Collected data
## start

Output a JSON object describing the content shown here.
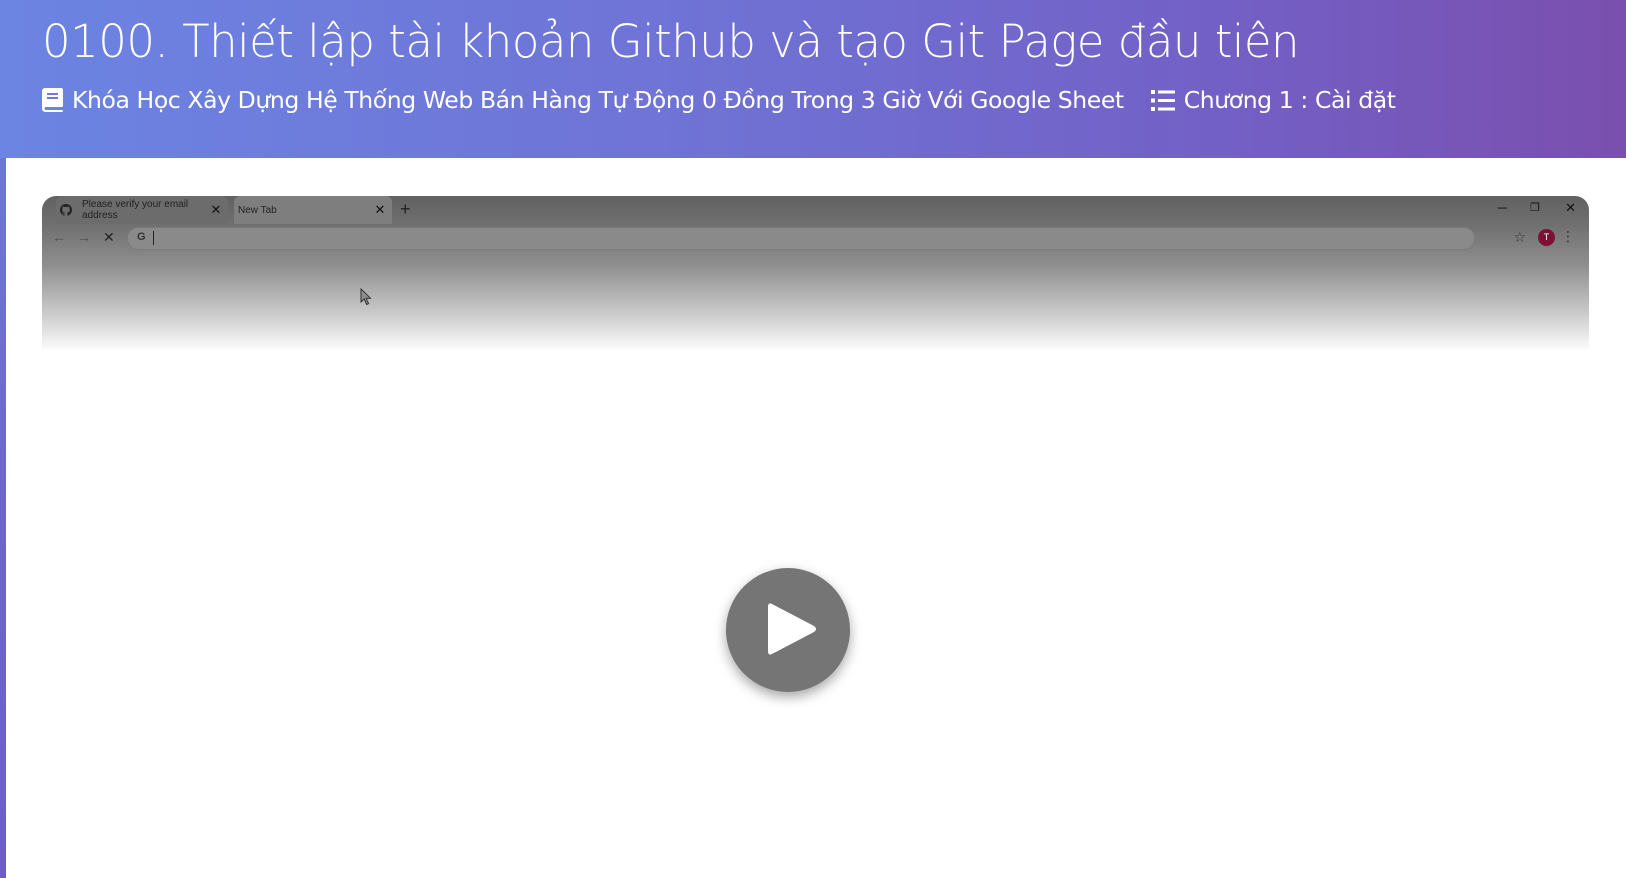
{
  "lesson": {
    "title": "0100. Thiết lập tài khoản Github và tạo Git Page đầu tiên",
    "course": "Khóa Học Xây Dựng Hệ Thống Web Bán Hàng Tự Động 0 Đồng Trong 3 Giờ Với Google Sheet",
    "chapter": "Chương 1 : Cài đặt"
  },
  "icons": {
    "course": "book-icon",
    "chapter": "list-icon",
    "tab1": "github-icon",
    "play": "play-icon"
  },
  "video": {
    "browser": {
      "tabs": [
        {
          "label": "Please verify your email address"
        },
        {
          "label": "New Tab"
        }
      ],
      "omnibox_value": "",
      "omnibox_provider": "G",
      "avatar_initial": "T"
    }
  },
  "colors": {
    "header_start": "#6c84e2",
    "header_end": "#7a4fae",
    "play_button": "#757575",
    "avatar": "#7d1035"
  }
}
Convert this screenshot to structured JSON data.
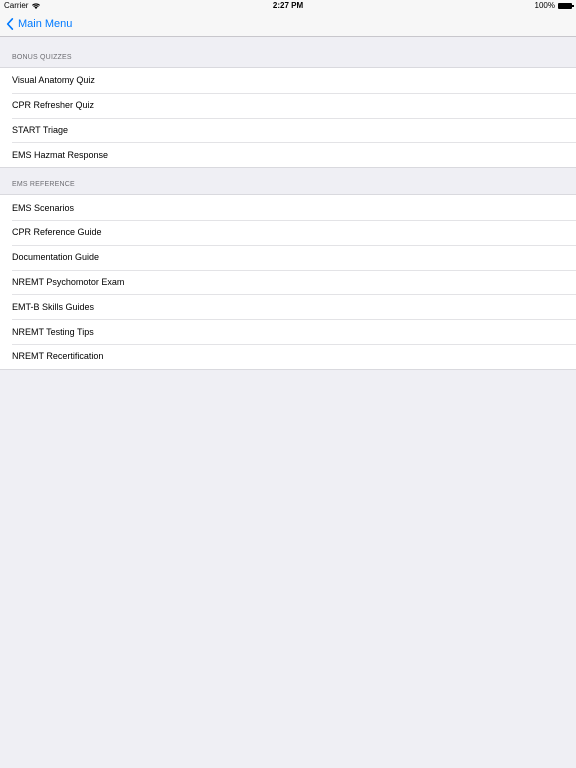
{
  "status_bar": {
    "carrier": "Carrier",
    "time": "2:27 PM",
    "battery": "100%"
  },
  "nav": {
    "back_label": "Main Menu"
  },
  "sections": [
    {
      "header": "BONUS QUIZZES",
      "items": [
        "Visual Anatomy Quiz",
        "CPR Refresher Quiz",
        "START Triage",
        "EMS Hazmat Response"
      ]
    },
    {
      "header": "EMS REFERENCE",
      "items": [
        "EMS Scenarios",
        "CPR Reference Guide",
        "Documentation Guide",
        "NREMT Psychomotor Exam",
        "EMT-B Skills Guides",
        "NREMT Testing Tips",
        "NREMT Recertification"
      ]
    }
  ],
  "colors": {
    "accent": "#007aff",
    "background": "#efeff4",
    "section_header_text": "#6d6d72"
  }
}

## end

Repeat each entry exactly as given; no pictures belong in the copy.

Exercise result:
Output a JSON object describing the content shown here.
{
  "lesson": {
    "title": "0100. Thiết lập tài khoản Github và tạo Git Page đầu tiên",
    "course": "Khóa Học Xây Dựng Hệ Thống Web Bán Hàng Tự Động 0 Đồng Trong 3 Giờ Với Google Sheet",
    "chapter": "Chương 1 : Cài đặt"
  },
  "icons": {
    "course": "book-icon",
    "chapter": "list-icon",
    "tab1": "github-icon",
    "play": "play-icon"
  },
  "video": {
    "browser": {
      "tabs": [
        {
          "label": "Please verify your email address"
        },
        {
          "label": "New Tab"
        }
      ],
      "omnibox_value": "",
      "omnibox_provider": "G",
      "avatar_initial": "T"
    }
  },
  "colors": {
    "header_start": "#6c84e2",
    "header_end": "#7a4fae",
    "play_button": "#757575",
    "avatar": "#7d1035"
  }
}
Convert this screenshot to structured JSON data.
{
  "status_bar": {
    "carrier": "Carrier",
    "time": "2:27 PM",
    "battery": "100%"
  },
  "nav": {
    "back_label": "Main Menu"
  },
  "sections": [
    {
      "header": "BONUS QUIZZES",
      "items": [
        "Visual Anatomy Quiz",
        "CPR Refresher Quiz",
        "START Triage",
        "EMS Hazmat Response"
      ]
    },
    {
      "header": "EMS REFERENCE",
      "items": [
        "EMS Scenarios",
        "CPR Reference Guide",
        "Documentation Guide",
        "NREMT Psychomotor Exam",
        "EMT-B Skills Guides",
        "NREMT Testing Tips",
        "NREMT Recertification"
      ]
    }
  ],
  "colors": {
    "accent": "#007aff",
    "background": "#efeff4",
    "section_header_text": "#6d6d72"
  }
}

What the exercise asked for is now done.